(EXERCISE TASK)
Output the material below in full, exactly as it is.

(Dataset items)
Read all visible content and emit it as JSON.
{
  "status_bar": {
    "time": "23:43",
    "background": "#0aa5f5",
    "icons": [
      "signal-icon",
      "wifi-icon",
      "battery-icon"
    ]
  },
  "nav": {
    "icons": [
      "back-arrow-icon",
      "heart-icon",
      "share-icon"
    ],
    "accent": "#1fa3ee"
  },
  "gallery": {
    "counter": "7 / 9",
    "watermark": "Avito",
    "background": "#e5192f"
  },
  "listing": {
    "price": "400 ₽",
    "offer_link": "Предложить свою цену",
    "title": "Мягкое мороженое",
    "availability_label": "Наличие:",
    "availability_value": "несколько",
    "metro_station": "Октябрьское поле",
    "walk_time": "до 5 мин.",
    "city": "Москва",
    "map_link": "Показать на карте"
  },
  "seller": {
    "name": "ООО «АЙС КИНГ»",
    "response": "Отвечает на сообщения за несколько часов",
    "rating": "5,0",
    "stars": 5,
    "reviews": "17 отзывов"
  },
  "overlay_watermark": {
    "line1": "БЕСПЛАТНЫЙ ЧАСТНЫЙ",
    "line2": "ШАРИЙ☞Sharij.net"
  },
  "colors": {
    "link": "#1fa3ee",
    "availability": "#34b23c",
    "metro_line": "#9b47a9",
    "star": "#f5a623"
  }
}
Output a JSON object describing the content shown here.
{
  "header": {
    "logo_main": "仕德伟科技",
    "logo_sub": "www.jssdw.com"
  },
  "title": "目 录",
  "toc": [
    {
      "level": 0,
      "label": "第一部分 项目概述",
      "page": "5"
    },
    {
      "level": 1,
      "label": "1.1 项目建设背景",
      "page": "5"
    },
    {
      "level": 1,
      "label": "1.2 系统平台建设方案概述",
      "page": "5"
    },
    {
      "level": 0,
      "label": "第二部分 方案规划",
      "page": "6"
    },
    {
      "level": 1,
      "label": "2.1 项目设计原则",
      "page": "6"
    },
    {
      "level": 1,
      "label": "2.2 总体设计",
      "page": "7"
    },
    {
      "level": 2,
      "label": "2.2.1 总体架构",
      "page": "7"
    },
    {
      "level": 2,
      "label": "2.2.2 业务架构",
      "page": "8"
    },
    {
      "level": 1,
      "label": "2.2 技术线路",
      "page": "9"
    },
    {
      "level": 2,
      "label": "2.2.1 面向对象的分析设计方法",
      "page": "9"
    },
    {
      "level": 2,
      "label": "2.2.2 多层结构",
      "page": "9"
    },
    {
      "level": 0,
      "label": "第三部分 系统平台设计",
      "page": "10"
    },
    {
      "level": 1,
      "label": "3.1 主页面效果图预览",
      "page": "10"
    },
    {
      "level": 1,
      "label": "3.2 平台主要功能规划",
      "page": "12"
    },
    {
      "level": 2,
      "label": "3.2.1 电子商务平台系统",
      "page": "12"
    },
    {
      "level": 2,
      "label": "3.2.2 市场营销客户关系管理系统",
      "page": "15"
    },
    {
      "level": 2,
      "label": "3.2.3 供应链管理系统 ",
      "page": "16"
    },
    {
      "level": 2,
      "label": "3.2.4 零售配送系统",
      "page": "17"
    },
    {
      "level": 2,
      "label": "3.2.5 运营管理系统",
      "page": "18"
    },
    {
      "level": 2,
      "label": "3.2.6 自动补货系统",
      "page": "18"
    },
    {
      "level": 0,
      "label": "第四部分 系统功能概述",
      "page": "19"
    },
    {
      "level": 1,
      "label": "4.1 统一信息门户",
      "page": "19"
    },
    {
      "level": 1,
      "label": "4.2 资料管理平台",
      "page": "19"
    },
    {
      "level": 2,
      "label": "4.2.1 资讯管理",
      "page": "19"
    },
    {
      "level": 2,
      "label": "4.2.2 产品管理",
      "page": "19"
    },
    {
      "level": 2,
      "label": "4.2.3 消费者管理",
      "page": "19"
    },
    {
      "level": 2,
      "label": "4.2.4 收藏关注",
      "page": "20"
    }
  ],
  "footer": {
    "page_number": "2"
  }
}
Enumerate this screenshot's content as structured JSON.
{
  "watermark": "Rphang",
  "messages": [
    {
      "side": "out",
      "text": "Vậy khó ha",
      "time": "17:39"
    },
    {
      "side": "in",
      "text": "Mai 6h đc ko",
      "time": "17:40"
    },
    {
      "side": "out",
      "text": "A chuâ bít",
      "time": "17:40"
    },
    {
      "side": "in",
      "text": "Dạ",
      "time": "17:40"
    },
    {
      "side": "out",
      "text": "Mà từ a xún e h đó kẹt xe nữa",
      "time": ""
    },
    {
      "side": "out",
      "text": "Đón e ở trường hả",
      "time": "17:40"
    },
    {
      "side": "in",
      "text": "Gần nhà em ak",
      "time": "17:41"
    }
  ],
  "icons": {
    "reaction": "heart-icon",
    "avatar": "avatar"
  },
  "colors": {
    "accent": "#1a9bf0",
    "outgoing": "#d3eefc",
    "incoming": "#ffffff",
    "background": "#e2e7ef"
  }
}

(WRITTEN SOLUTION)
Read all visible content and emit it as JSON.
{
  "status_bar": {
    "time": "23:43",
    "background": "#0aa5f5",
    "icons": [
      "signal-icon",
      "wifi-icon",
      "battery-icon"
    ]
  },
  "nav": {
    "icons": [
      "back-arrow-icon",
      "heart-icon",
      "share-icon"
    ],
    "accent": "#1fa3ee"
  },
  "gallery": {
    "counter": "7 / 9",
    "watermark": "Avito",
    "background": "#e5192f"
  },
  "listing": {
    "price": "400 ₽",
    "offer_link": "Предложить свою цену",
    "title": "Мягкое мороженое",
    "availability_label": "Наличие:",
    "availability_value": "несколько",
    "metro_station": "Октябрьское поле",
    "walk_time": "до 5 мин.",
    "city": "Москва",
    "map_link": "Показать на карте"
  },
  "seller": {
    "name": "ООО «АЙС КИНГ»",
    "response": "Отвечает на сообщения за несколько часов",
    "rating": "5,0",
    "stars": 5,
    "reviews": "17 отзывов"
  },
  "overlay_watermark": {
    "line1": "БЕСПЛАТНЫЙ ЧАСТНЫЙ",
    "line2": "ШАРИЙ☞Sharij.net"
  },
  "colors": {
    "link": "#1fa3ee",
    "availability": "#34b23c",
    "metro_line": "#9b47a9",
    "star": "#f5a623"
  }
}
Output a JSON object describing the content shown here.
{
  "header": {
    "logo_main": "仕德伟科技",
    "logo_sub": "www.jssdw.com"
  },
  "title": "目 录",
  "toc": [
    {
      "level": 0,
      "label": "第一部分 项目概述",
      "page": "5"
    },
    {
      "level": 1,
      "label": "1.1 项目建设背景",
      "page": "5"
    },
    {
      "level": 1,
      "label": "1.2 系统平台建设方案概述",
      "page": "5"
    },
    {
      "level": 0,
      "label": "第二部分 方案规划",
      "page": "6"
    },
    {
      "level": 1,
      "label": "2.1 项目设计原则",
      "page": "6"
    },
    {
      "level": 1,
      "label": "2.2 总体设计",
      "page": "7"
    },
    {
      "level": 2,
      "label": "2.2.1 总体架构",
      "page": "7"
    },
    {
      "level": 2,
      "label": "2.2.2 业务架构",
      "page": "8"
    },
    {
      "level": 1,
      "label": "2.2 技术线路",
      "page": "9"
    },
    {
      "level": 2,
      "label": "2.2.1 面向对象的分析设计方法",
      "page": "9"
    },
    {
      "level": 2,
      "label": "2.2.2 多层结构",
      "page": "9"
    },
    {
      "level": 0,
      "label": "第三部分 系统平台设计",
      "page": "10"
    },
    {
      "level": 1,
      "label": "3.1 主页面效果图预览",
      "page": "10"
    },
    {
      "level": 1,
      "label": "3.2 平台主要功能规划",
      "page": "12"
    },
    {
      "level": 2,
      "label": "3.2.1 电子商务平台系统",
      "page": "12"
    },
    {
      "level": 2,
      "label": "3.2.2 市场营销客户关系管理系统",
      "page": "15"
    },
    {
      "level": 2,
      "label": "3.2.3 供应链管理系统 ",
      "page": "16"
    },
    {
      "level": 2,
      "label": "3.2.4 零售配送系统",
      "page": "17"
    },
    {
      "level": 2,
      "label": "3.2.5 运营管理系统",
      "page": "18"
    },
    {
      "level": 2,
      "label": "3.2.6 自动补货系统",
      "page": "18"
    },
    {
      "level": 0,
      "label": "第四部分 系统功能概述",
      "page": "19"
    },
    {
      "level": 1,
      "label": "4.1 统一信息门户",
      "page": "19"
    },
    {
      "level": 1,
      "label": "4.2 资料管理平台",
      "page": "19"
    },
    {
      "level": 2,
      "label": "4.2.1 资讯管理",
      "page": "19"
    },
    {
      "level": 2,
      "label": "4.2.2 产品管理",
      "page": "19"
    },
    {
      "level": 2,
      "label": "4.2.3 消费者管理",
      "page": "19"
    },
    {
      "level": 2,
      "label": "4.2.4 收藏关注",
      "page": "20"
    }
  ],
  "footer": {
    "page_number": "2"
  }
}
Enumerate this screenshot's content as structured JSON.
{
  "watermark": "Rphang",
  "messages": [
    {
      "side": "out",
      "text": "Vậy khó ha",
      "time": "17:39"
    },
    {
      "side": "in",
      "text": "Mai 6h đc ko",
      "time": "17:40"
    },
    {
      "side": "out",
      "text": "A chuâ bít",
      "time": "17:40"
    },
    {
      "side": "in",
      "text": "Dạ",
      "time": "17:40"
    },
    {
      "side": "out",
      "text": "Mà từ a xún e h đó kẹt xe nữa",
      "time": ""
    },
    {
      "side": "out",
      "text": "Đón e ở trường hả",
      "time": "17:40"
    },
    {
      "side": "in",
      "text": "Gần nhà em ak",
      "time": "17:41"
    }
  ],
  "icons": {
    "reaction": "heart-icon",
    "avatar": "avatar"
  },
  "colors": {
    "accent": "#1a9bf0",
    "outgoing": "#d3eefc",
    "incoming": "#ffffff",
    "background": "#e2e7ef"
  }
}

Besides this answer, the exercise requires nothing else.